*Data items*.
▶

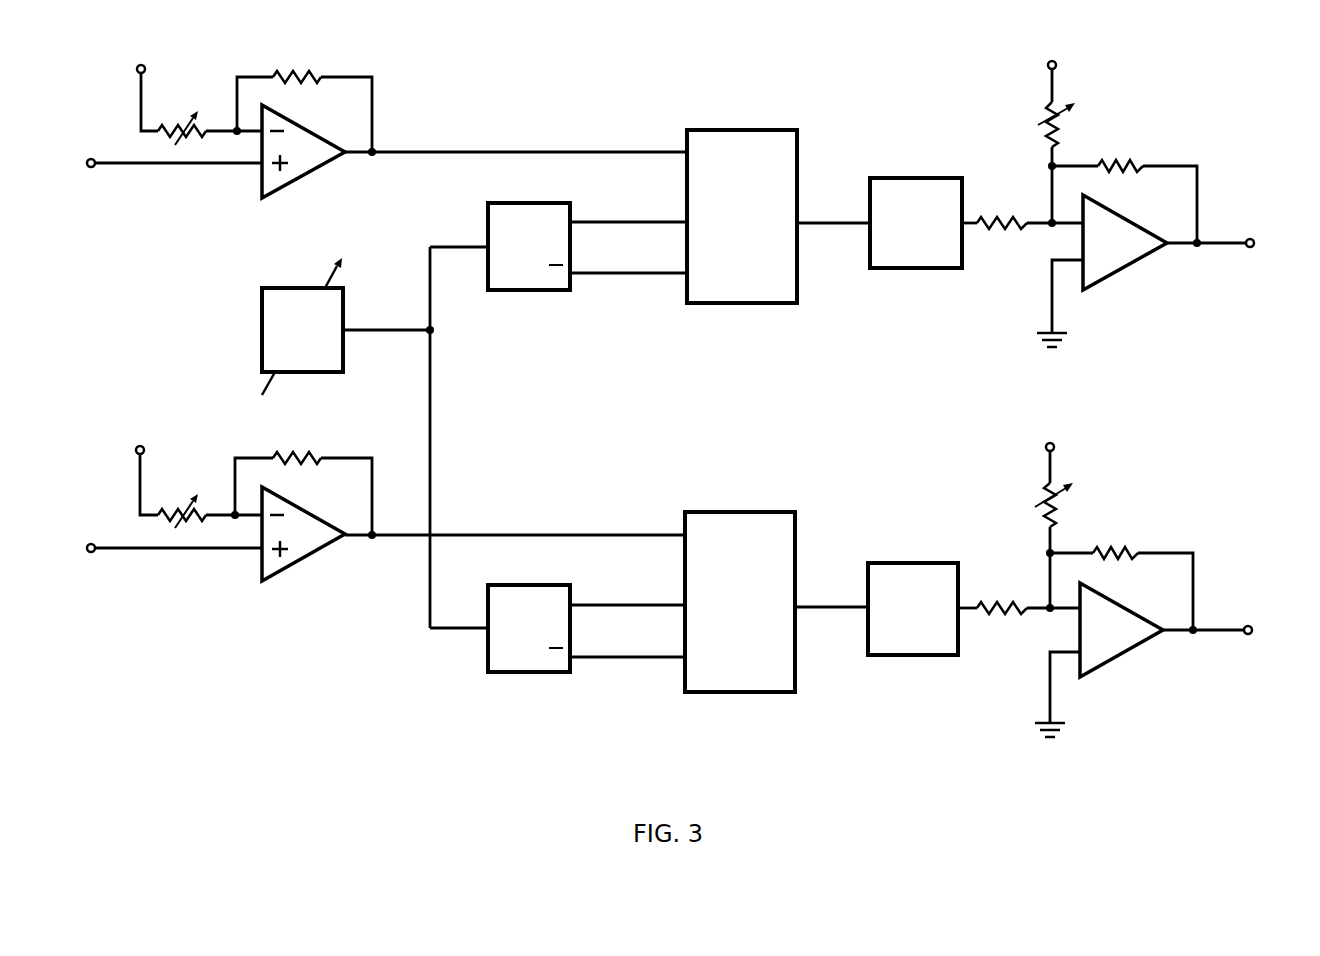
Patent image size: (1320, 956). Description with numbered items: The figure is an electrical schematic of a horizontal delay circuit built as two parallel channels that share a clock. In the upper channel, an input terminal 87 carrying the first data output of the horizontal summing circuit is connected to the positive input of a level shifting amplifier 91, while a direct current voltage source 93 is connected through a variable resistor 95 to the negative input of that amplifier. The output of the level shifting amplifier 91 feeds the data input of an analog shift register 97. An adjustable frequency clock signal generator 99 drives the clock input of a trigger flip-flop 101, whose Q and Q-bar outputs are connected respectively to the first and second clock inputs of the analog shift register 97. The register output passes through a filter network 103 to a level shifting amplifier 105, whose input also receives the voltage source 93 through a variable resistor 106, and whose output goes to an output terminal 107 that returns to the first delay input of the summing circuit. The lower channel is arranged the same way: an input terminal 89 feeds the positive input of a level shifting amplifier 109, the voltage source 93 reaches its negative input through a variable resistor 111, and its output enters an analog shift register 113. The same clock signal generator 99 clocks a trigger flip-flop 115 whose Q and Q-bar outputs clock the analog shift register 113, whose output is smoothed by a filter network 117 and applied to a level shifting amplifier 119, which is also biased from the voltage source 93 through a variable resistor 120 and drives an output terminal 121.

The input terminal 87 is at (88, 168).
The input terminal 89 is at (88, 553).
The level shifting amplifier 91 is at (305, 183).
The direct current voltage source 93 is at (145, 64).
The variable resistor 95 is at (182, 120).
The analog shift register 97 is at (715, 130).
The adjustable frequency clock signal generator 99 is at (262, 310).
The trigger flip-flop 101 is at (524, 290).
The filter network 103 is at (893, 178).
The level shifting amplifier 105 is at (1127, 268).
The variable resistor 106 is at (1068, 121).
The output terminal 107 is at (1254, 238).
The level shifting amplifier 109 is at (305, 566).
The variable resistor 111 is at (170, 505).
The analog shift register 113 is at (705, 512).
The trigger flip-flop 115 is at (545, 672).
The filter network 117 is at (885, 655).
The level shifting amplifier 119 is at (1113, 663).
The variable resistor 120 is at (1068, 510).
The output terminal 121 is at (1253, 636).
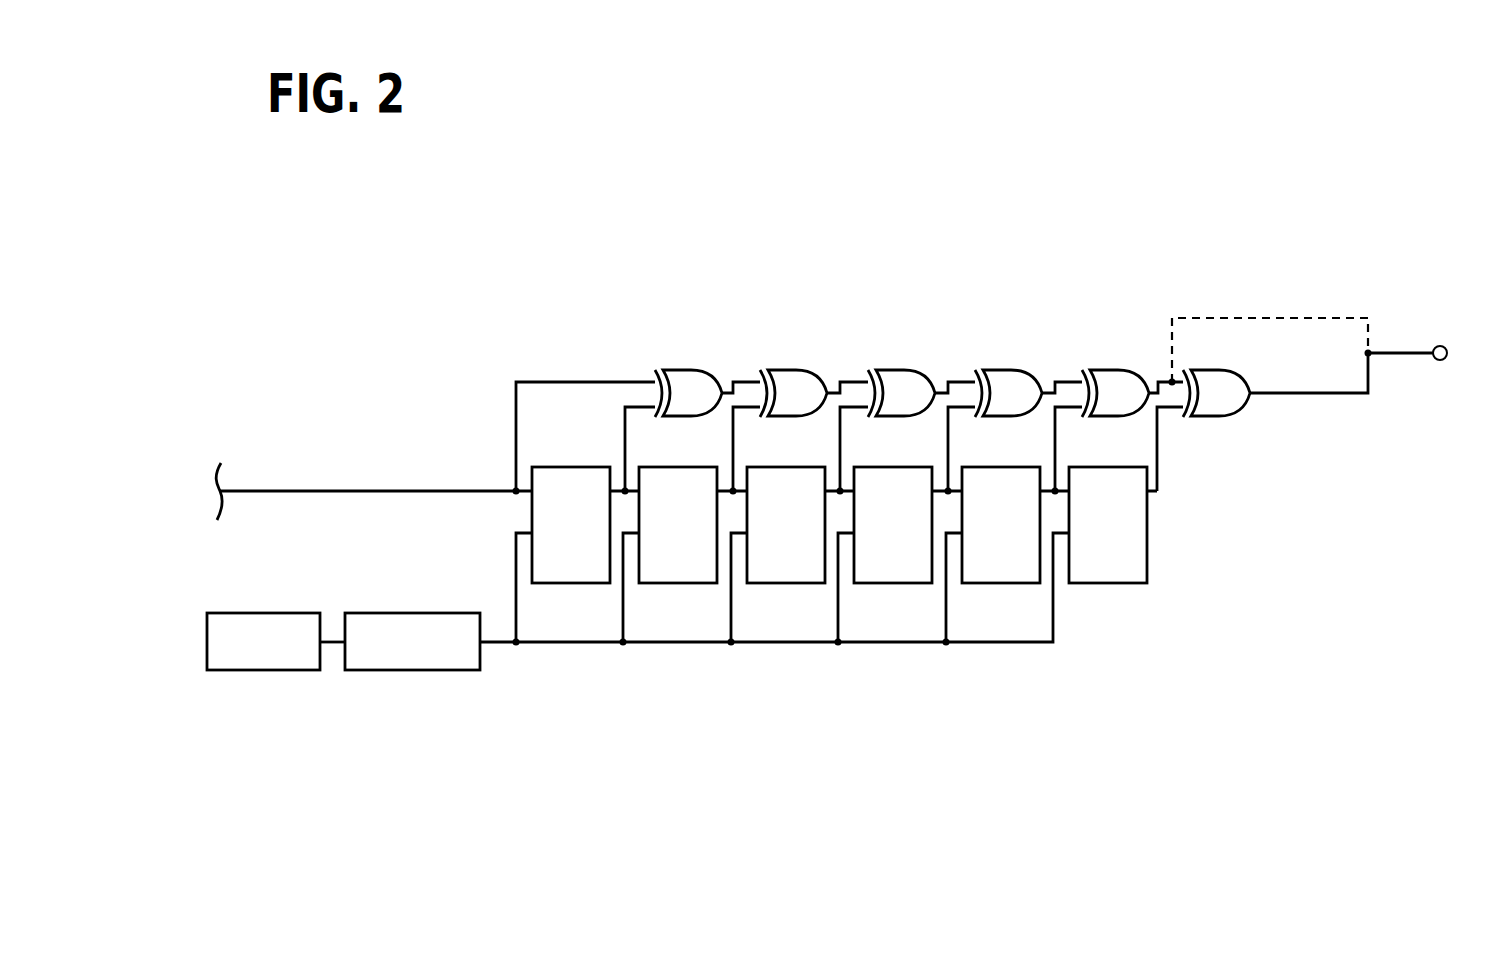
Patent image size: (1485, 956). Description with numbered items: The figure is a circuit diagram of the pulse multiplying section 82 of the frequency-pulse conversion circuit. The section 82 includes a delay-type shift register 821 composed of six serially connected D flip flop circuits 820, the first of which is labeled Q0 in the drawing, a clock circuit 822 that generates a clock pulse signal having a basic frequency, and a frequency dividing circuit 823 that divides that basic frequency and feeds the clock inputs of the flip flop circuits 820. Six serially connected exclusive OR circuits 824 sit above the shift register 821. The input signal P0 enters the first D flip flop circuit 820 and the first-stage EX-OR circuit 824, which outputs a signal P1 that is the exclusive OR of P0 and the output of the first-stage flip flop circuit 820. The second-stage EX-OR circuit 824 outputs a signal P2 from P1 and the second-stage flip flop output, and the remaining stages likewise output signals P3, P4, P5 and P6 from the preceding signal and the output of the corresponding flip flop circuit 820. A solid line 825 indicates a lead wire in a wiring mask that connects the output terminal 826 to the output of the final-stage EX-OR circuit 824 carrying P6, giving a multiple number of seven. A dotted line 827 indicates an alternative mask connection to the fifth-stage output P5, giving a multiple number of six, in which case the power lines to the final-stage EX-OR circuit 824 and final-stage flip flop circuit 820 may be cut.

The pulse multiplying section 82 is at (838, 168).
The D flip flop circuit 820 is at (898, 585).
The delay-type shift register 821 is at (1020, 645).
The clock circuit 822 is at (278, 662).
The frequency dividing circuit 823 is at (460, 662).
The exclusive OR circuit 824 is at (898, 370).
The solid line 825 is at (1303, 396).
The output terminal 826 is at (1440, 362).
The dotted line 827 is at (1322, 318).
The signal P0 is at (374, 488).
The signal P1 is at (742, 380).
The signal P2 is at (848, 378).
The signal P3 is at (960, 378).
The signal P4 is at (1066, 378).
The signal P5 is at (1240, 318).
The signal P6 is at (1330, 393).
The flip-flop Q0 is at (571, 525).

◀

Starting at the first line and ending with the line containing "The input terminal 89 is at (88, 553).", inclusive, give these lines again with "schematic" swapped for "diagram" and everything else unchanged. Leave the pictures out.

Patent image size: (1320, 956). Description with numbered items: The figure is an electrical diagram of a horizontal delay circuit built as two parallel channels that share a clock. In the upper channel, an input terminal 87 carrying the first data output of the horizontal summing circuit is connected to the positive input of a level shifting amplifier 91, while a direct current voltage source 93 is connected through a variable resistor 95 to the negative input of that amplifier. The output of the level shifting amplifier 91 feeds the data input of an analog shift register 97. An adjustable frequency clock signal generator 99 drives the clock input of a trigger flip-flop 101, whose Q and Q-bar outputs are connected respectively to the first and second clock inputs of the analog shift register 97. The register output passes through a filter network 103 to a level shifting amplifier 105, whose input also receives the voltage source 93 through a variable resistor 106, and whose output goes to an output terminal 107 that returns to the first delay input of the summing circuit. The lower channel is arranged the same way: an input terminal 89 feeds the positive input of a level shifting amplifier 109, the voltage source 93 reaches its negative input through a variable resistor 111, and its output enters an analog shift register 113. The same clock signal generator 99 clocks a trigger flip-flop 115 whose Q and Q-bar outputs clock the analog shift register 113, whose output is smoothed by a filter network 117 and applied to a level shifting amplifier 119, which is also biased from the voltage source 93 through a variable resistor 120 and drives an output terminal 121.

The input terminal 87 is at (88, 168).
The input terminal 89 is at (88, 553).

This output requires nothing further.